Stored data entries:
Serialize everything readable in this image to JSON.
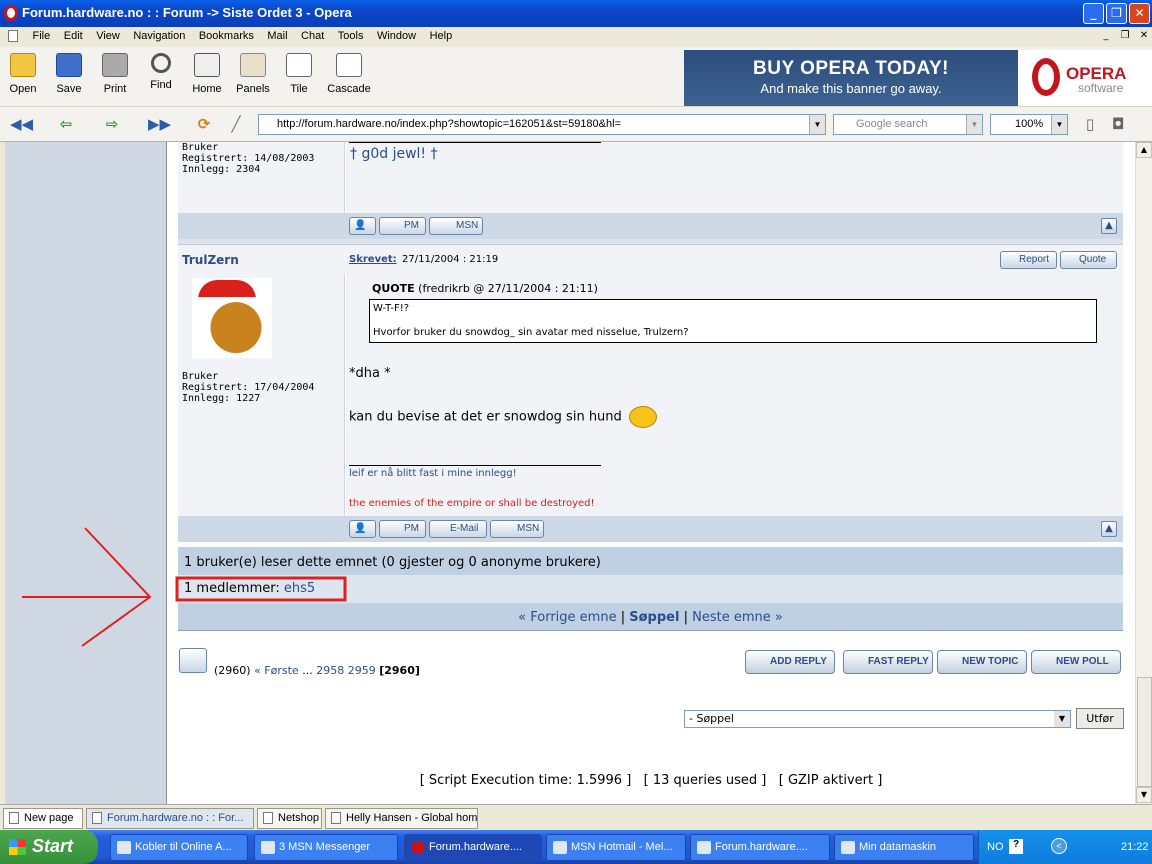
{
  "window": {
    "title": "Forum.hardware.no : : Forum -> Siste Ordet 3 - Opera"
  },
  "menu": [
    "File",
    "Edit",
    "View",
    "Navigation",
    "Bookmarks",
    "Mail",
    "Chat",
    "Tools",
    "Window",
    "Help"
  ],
  "toolbar": {
    "open": "Open",
    "save": "Save",
    "print": "Print",
    "find": "Find",
    "home": "Home",
    "panels": "Panels",
    "tile": "Tile",
    "cascade": "Cascade"
  },
  "banner": {
    "line1": "BUY OPERA TODAY!",
    "line2": "And make this banner go away.",
    "logo_main": "OPERA",
    "logo_sub": "software"
  },
  "address": {
    "url": "http://forum.hardware.no/index.php?showtopic=162051&st=59180&hl=",
    "search_placeholder": "Google search",
    "zoom": "100%"
  },
  "post1": {
    "rank": "Bruker",
    "registered": "Registrert: 14/08/2003",
    "posts": "Innlegg: 2304",
    "signature": "† g0d jewl! †",
    "buttons": {
      "pm": "PM",
      "msn": "MSN"
    }
  },
  "post2": {
    "author": "TrulZern",
    "written_label": "Skrevet:",
    "written_date": "27/11/2004 : 21:19",
    "report": "Report",
    "quote": "Quote",
    "quote_header": "QUOTE",
    "quote_source": "(fredrikrb @ 27/11/2004 : 21:11)",
    "quote_line1": "W-T-F!?",
    "quote_line2": "Hvorfor bruker du snowdog_ sin avatar med nisselue, Trulzern?",
    "body1": "*dha *",
    "body2": "kan du bevise at det er snowdog sin hund",
    "sig1": "leif er nå blitt fast i mine innlegg!",
    "sig2": "the enemies of the empire or shall be destroyed!",
    "rank": "Bruker",
    "registered": "Registrert: 17/04/2004",
    "posts": "Innlegg: 1227",
    "buttons": {
      "pm": "PM",
      "email": "E-Mail",
      "msn": "MSN"
    }
  },
  "readers": {
    "summary": "1 bruker(e) leser dette emnet (0 gjester og 0 anonyme brukere)",
    "members_label": "1 medlemmer:",
    "member": "ehs5"
  },
  "topicnav": {
    "prev": "« Forrige emne",
    "sep": "|",
    "current": "Søppel",
    "next": "Neste emne »"
  },
  "pagination": {
    "count": "(2960)",
    "first": "« Første",
    "dots": "...",
    "p1": "2958",
    "p2": "2959",
    "current": "[2960]"
  },
  "actions": {
    "add_reply": "ADD REPLY",
    "fast_reply": "FAST REPLY",
    "new_topic": "NEW TOPIC",
    "new_poll": "NEW POLL"
  },
  "forumjump": {
    "selected": "- Søppel",
    "go": "Utfør"
  },
  "footer": {
    "stats": "[ Script Execution time: 1.5996 ]   [ 13 queries used ]   [ GZIP aktivert ]"
  },
  "tabs": [
    "New page",
    "Forum.hardware.no : : For...",
    "Netshop",
    "Helly Hansen - Global home"
  ],
  "taskbar": {
    "start": "Start",
    "items": [
      "Kobler til Online A...",
      "3 MSN Messenger",
      "Forum.hardware....",
      "MSN Hotmail - Mel...",
      "Forum.hardware....",
      "Min datamaskin"
    ],
    "lang": "NO",
    "clock": "21:22"
  },
  "colors": {
    "accent": "#2a4e8a",
    "highlight": "#e02020",
    "rowbg": "#cdd9e6"
  }
}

**WHAT YOU HAVE TO DO**:
Print the records above exactly as they stand, but leave out the pictures.

**TASK RESPONSE**:
Serialize everything readable in this image to JSON.
{
  "window": {
    "title": "Forum.hardware.no : : Forum -> Siste Ordet 3 - Opera"
  },
  "menu": [
    "File",
    "Edit",
    "View",
    "Navigation",
    "Bookmarks",
    "Mail",
    "Chat",
    "Tools",
    "Window",
    "Help"
  ],
  "toolbar": {
    "open": "Open",
    "save": "Save",
    "print": "Print",
    "find": "Find",
    "home": "Home",
    "panels": "Panels",
    "tile": "Tile",
    "cascade": "Cascade"
  },
  "banner": {
    "line1": "BUY OPERA TODAY!",
    "line2": "And make this banner go away.",
    "logo_main": "OPERA",
    "logo_sub": "software"
  },
  "address": {
    "url": "http://forum.hardware.no/index.php?showtopic=162051&st=59180&hl=",
    "search_placeholder": "Google search",
    "zoom": "100%"
  },
  "post1": {
    "rank": "Bruker",
    "registered": "Registrert: 14/08/2003",
    "posts": "Innlegg: 2304",
    "signature": "† g0d jewl! †",
    "buttons": {
      "pm": "PM",
      "msn": "MSN"
    }
  },
  "post2": {
    "author": "TrulZern",
    "written_label": "Skrevet:",
    "written_date": "27/11/2004 : 21:19",
    "report": "Report",
    "quote": "Quote",
    "quote_header": "QUOTE",
    "quote_source": "(fredrikrb @ 27/11/2004 : 21:11)",
    "quote_line1": "W-T-F!?",
    "quote_line2": "Hvorfor bruker du snowdog_ sin avatar med nisselue, Trulzern?",
    "body1": "*dha *",
    "body2": "kan du bevise at det er snowdog sin hund",
    "sig1": "leif er nå blitt fast i mine innlegg!",
    "sig2": "the enemies of the empire or shall be destroyed!",
    "rank": "Bruker",
    "registered": "Registrert: 17/04/2004",
    "posts": "Innlegg: 1227",
    "buttons": {
      "pm": "PM",
      "email": "E-Mail",
      "msn": "MSN"
    }
  },
  "readers": {
    "summary": "1 bruker(e) leser dette emnet (0 gjester og 0 anonyme brukere)",
    "members_label": "1 medlemmer:",
    "member": "ehs5"
  },
  "topicnav": {
    "prev": "« Forrige emne",
    "sep": "|",
    "current": "Søppel",
    "next": "Neste emne »"
  },
  "pagination": {
    "count": "(2960)",
    "first": "« Første",
    "dots": "...",
    "p1": "2958",
    "p2": "2959",
    "current": "[2960]"
  },
  "actions": {
    "add_reply": "ADD REPLY",
    "fast_reply": "FAST REPLY",
    "new_topic": "NEW TOPIC",
    "new_poll": "NEW POLL"
  },
  "forumjump": {
    "selected": "- Søppel",
    "go": "Utfør"
  },
  "footer": {
    "stats": "[ Script Execution time: 1.5996 ]   [ 13 queries used ]   [ GZIP aktivert ]"
  },
  "tabs": [
    "New page",
    "Forum.hardware.no : : For...",
    "Netshop",
    "Helly Hansen - Global home"
  ],
  "taskbar": {
    "start": "Start",
    "items": [
      "Kobler til Online A...",
      "3 MSN Messenger",
      "Forum.hardware....",
      "MSN Hotmail - Mel...",
      "Forum.hardware....",
      "Min datamaskin"
    ],
    "lang": "NO",
    "clock": "21:22"
  },
  "colors": {
    "accent": "#2a4e8a",
    "highlight": "#e02020",
    "rowbg": "#cdd9e6"
  }
}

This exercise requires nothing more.